## SET TASK 1
Return every line from the rows below that contains the word "phase". Case counts.

## QUOTED PASSAGE
"""
The Position of the Parties
[21] The defence abandoned the Charter application. Therefore, I dismiss it.
[22] The only issue is whether the police administered the breath tests as soon as practicable.
[23] Mr. Daley very clearly isolated the time period that he argued undermines the Crown's case that the breath tests were taken as soon as practicable. This time period begins at 11:07 a.m. when Mr. Gill is in the breath room and Officer Halfyard is giving Officer Okposio his grounds for the arrest. The time period ends at 11:30 a.m. when Officer Okposio completed the first breath test. He has no quarrel with the time expended between the two tests.
[24] Mr. Daley calculates the time between the arrest and the first breath test as being 1 hour and 16 minutes. The Crown accepted this calculation and so do I. Therefore, I find as a fact that the overall delay in administering the first breath test was 1 hour and 16 minutes.
[25] Mr. Daley states that the as soon as practicable problem occurs during the 23 minutes between 11:07 a.m. and 11:30 a.m. when the first breath test was completed. He maintains that there is no evidence as to what happened during this time and that this undercuts the Crown's case that the breath samples were taken as soon as practicable.
[26] This is not completely correct. Officer Halfyard gave evidence that at 11:07 a.m. he gave Officer Okposio his grounds for arrest. As stated above, this involved an accounting of everything that transpired from the time that he saw Mr. Gill leaving the LCBO to the time that he gave him the Intoxilyzer breath demand. This could have easily taken 1 – 2 minutes. Therefore, this reduces that time period in question to 21 – 22 minutes.
[27] In addition, there is a clear and reasonable inference from the evidence that another thing that occurred during this time was that Mr. Gill was giving his breath sample and that the Intoxilyzer was analyzing it. This obviously took some time.
"""
## MATERIAL SHOWN
"""
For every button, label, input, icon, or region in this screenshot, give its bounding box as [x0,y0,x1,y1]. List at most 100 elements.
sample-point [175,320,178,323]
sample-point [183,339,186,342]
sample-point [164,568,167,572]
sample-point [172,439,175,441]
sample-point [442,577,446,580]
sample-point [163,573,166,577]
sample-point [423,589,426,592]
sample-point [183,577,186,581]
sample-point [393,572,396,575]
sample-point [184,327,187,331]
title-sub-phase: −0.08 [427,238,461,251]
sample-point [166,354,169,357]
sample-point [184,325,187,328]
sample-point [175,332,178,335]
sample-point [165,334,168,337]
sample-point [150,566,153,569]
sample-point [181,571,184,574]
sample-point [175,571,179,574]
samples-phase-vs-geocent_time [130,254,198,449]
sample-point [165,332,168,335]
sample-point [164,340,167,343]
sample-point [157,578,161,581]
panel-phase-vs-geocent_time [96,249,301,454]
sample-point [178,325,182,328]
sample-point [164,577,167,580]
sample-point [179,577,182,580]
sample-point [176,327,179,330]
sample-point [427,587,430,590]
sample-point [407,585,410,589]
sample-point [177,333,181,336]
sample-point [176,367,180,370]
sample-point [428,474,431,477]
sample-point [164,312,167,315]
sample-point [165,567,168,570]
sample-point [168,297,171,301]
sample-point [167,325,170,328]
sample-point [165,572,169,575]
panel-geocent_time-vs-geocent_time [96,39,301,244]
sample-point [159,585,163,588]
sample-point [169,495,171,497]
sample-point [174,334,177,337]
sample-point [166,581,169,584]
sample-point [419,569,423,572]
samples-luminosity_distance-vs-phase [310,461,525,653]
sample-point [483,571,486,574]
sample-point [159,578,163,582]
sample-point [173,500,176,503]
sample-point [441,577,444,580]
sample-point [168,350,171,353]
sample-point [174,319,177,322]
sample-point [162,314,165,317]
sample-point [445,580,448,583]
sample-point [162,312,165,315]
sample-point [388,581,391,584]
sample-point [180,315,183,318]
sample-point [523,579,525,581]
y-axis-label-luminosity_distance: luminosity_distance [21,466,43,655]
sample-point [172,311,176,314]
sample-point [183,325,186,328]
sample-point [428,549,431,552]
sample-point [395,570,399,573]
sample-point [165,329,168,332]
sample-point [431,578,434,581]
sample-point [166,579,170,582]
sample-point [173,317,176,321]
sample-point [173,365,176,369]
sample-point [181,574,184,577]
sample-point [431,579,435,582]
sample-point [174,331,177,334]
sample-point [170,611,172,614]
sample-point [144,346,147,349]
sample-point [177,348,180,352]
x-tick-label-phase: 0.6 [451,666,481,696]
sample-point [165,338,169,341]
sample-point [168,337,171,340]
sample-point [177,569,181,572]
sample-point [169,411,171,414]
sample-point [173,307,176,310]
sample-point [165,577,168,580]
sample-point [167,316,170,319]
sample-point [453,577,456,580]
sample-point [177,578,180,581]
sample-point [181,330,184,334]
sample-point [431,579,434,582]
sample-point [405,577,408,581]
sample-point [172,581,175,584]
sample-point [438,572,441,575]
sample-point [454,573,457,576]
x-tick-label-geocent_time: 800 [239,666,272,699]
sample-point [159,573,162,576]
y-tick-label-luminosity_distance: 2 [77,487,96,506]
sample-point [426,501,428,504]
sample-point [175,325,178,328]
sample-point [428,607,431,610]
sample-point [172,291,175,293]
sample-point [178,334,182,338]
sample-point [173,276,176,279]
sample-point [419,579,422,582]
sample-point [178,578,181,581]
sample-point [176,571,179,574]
"""
## SET TASK 2
According to the court ruling, what overall delay did the judge find in administering the first breath test?

## WORKED ANSWER 1
title-sub-phase: −0.08 [427,238,461,251]
samples-phase-vs-geocent_time [130,254,198,449]
panel-phase-vs-geocent_time [96,249,301,454]
samples-luminosity_distance-vs-phase [310,461,525,653]
x-tick-label-phase: 0.6 [451,666,481,696]

## WORKED ANSWER 2
1 hour and 16 minutes.